===== DATA EXCERPTS =====

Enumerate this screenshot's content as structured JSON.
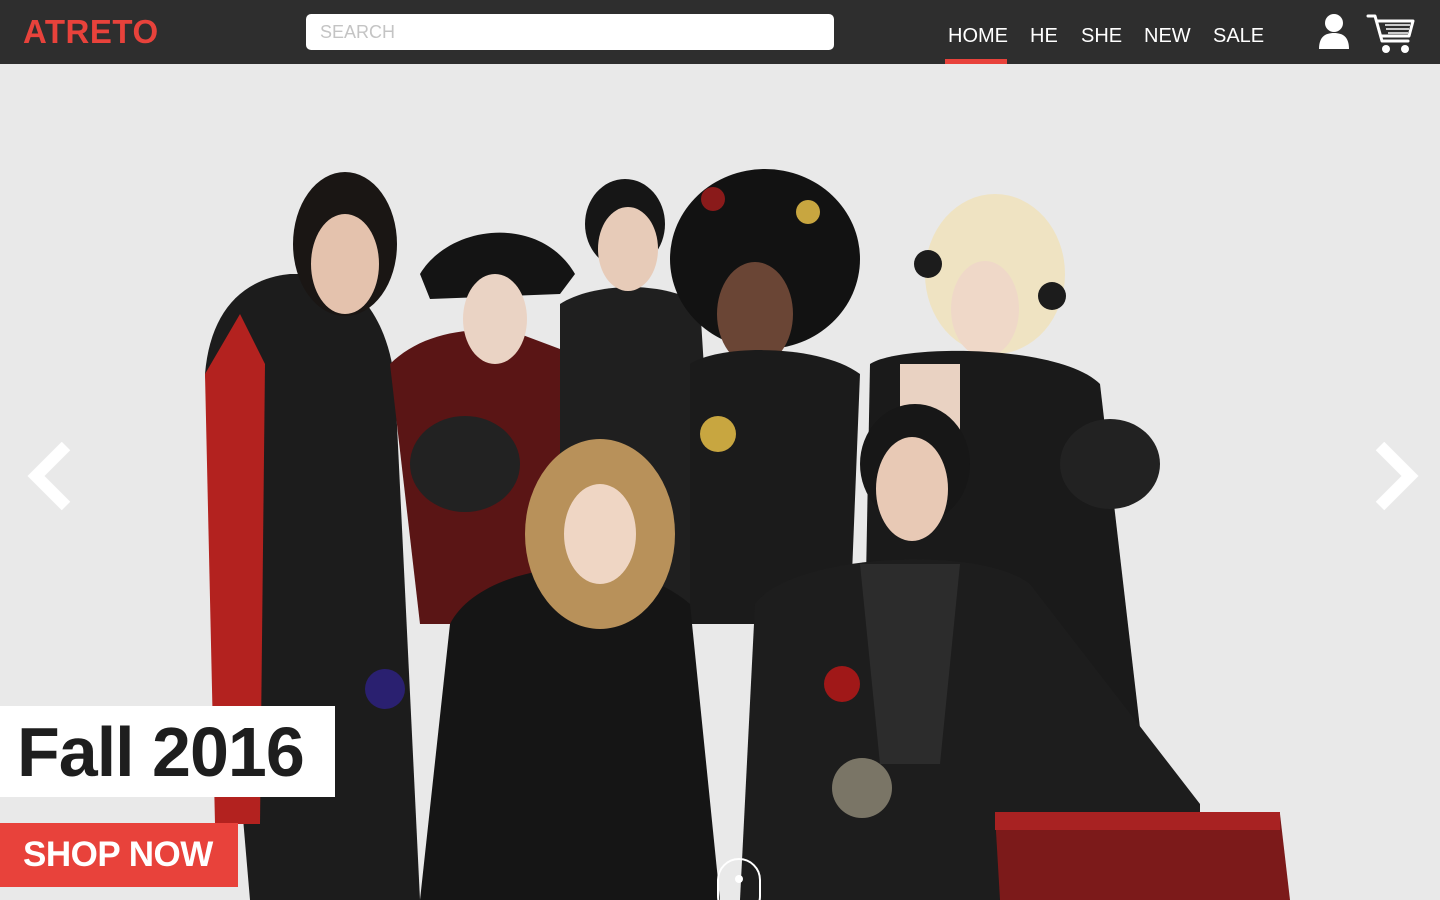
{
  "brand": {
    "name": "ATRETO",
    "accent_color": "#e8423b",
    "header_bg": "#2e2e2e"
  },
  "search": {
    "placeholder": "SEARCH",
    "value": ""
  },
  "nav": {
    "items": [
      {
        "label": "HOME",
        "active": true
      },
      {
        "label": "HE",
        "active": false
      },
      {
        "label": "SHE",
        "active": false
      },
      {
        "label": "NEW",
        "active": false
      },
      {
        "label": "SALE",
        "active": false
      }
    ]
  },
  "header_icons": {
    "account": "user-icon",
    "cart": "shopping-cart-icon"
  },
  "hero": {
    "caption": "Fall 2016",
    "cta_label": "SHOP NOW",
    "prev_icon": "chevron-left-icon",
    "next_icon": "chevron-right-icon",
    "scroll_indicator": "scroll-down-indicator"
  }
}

=====

## WHAT TO WORK ON
Repeat the records above exactly, omitting every picture.

## SOLUTION
Enumerate this screenshot's content as structured JSON.
{
  "brand": {
    "name": "ATRETO",
    "accent_color": "#e8423b",
    "header_bg": "#2e2e2e"
  },
  "search": {
    "placeholder": "SEARCH",
    "value": ""
  },
  "nav": {
    "items": [
      {
        "label": "HOME",
        "active": true
      },
      {
        "label": "HE",
        "active": false
      },
      {
        "label": "SHE",
        "active": false
      },
      {
        "label": "NEW",
        "active": false
      },
      {
        "label": "SALE",
        "active": false
      }
    ]
  },
  "header_icons": {
    "account": "user-icon",
    "cart": "shopping-cart-icon"
  },
  "hero": {
    "caption": "Fall 2016",
    "cta_label": "SHOP NOW",
    "prev_icon": "chevron-left-icon",
    "next_icon": "chevron-right-icon",
    "scroll_indicator": "scroll-down-indicator"
  }
}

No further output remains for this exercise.